Work to be completed> Select, from the material below, each line with "Alberto" in it.

Records>

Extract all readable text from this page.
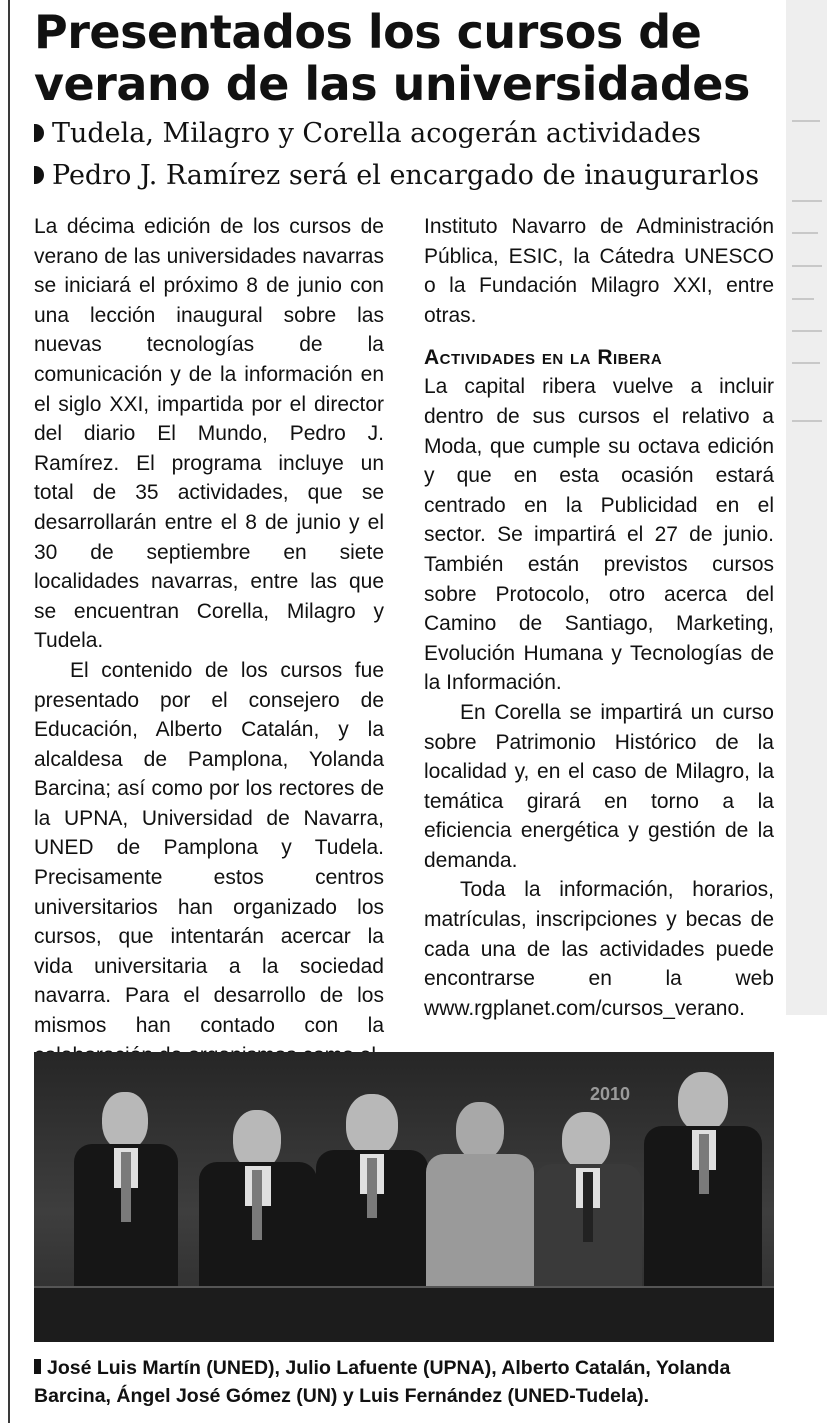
Presentados los cursos de verano de las universidades
Tudela, Milagro y Corella acogerán actividades
Pedro J. Ramírez será el encargado de inaugurarlos

La décima edición de los cursos de verano de las universidades navarras se iniciará el próximo 8 de junio con una lección inaugural sobre las nuevas tecnologías de la comunicación y de la información en el siglo XXI, impartida por el director del diario El Mundo, Pedro J. Ramírez. El programa incluye un total de 35 actividades, que se desarrollarán entre el 8 de junio y el 30 de septiembre en siete localidades navarras, entre las que se encuentran Corella, Milagro y Tudela.

El contenido de los cursos fue presentado por el consejero de Educación, Alberto Catalán, y la alcaldesa de Pamplona, Yolanda Barcina; así como por los rectores de la UPNA, Universidad de Navarra, UNED de Pamplona y Tudela. Precisamente estos centros universitarios han organizado los cursos, que intentarán acercar la vida universitaria a la sociedad navarra. Para el desarrollo de los mismos han contado con la

Instituto Navarro de Administración Pública, ESIC, la Cátedra UNESCO o la Fundación Milagro XXI, entre otras.

Actividades en la Ribera

La capital ribera vuelve a incluir dentro de sus cursos el relativo a Moda, que cumple su octava edición y que en esta ocasión estará centrado en la Publicidad en el sector. Se impartirá el 27 de junio. También están previstos cursos sobre Protocolo, otro acerca del Camino de Santiago, Marketing, Evolución Humana y Tecnologías de la Información.

En Corella se impartirá un curso sobre Patrimonio Histórico de la localidad y, en el caso de Milagro, la temática girará en torno a la eficiencia energética y gestión de la demanda.

Toda la información, horarios, matrículas, inscripciones y becas de cada una de las actividades puede encontrarse en la web www.rgplanet.com/cursos_verano.

2010
José Luis Martín (UNED), Julio Lafuente (UPNA), Alberto Catalán, Yolanda Barcina, Ángel José Gómez (UN) y Luis Fernández (UNED-Tudela).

Problem solution>
El contenido de los cursos fue presentado por el consejero de Educación, Alberto Catalán, y la alcaldesa de Pamplona, Yolanda Barcina; así como por los rectores de la UPNA, Universidad de Navarra, UNED de Pamplona y Tudela. Precisamente estos centros universitarios han organizado los cursos, que intentarán acercar la vida universitaria a la sociedad navarra. Para el desarrollo de los mismos han contado con la
José Luis Martín (UNED), Julio Lafuente (UPNA), Alberto Catalán, Yolanda Barcina, Ángel José Gómez (UN) y Luis Fernández (UNED-Tudela).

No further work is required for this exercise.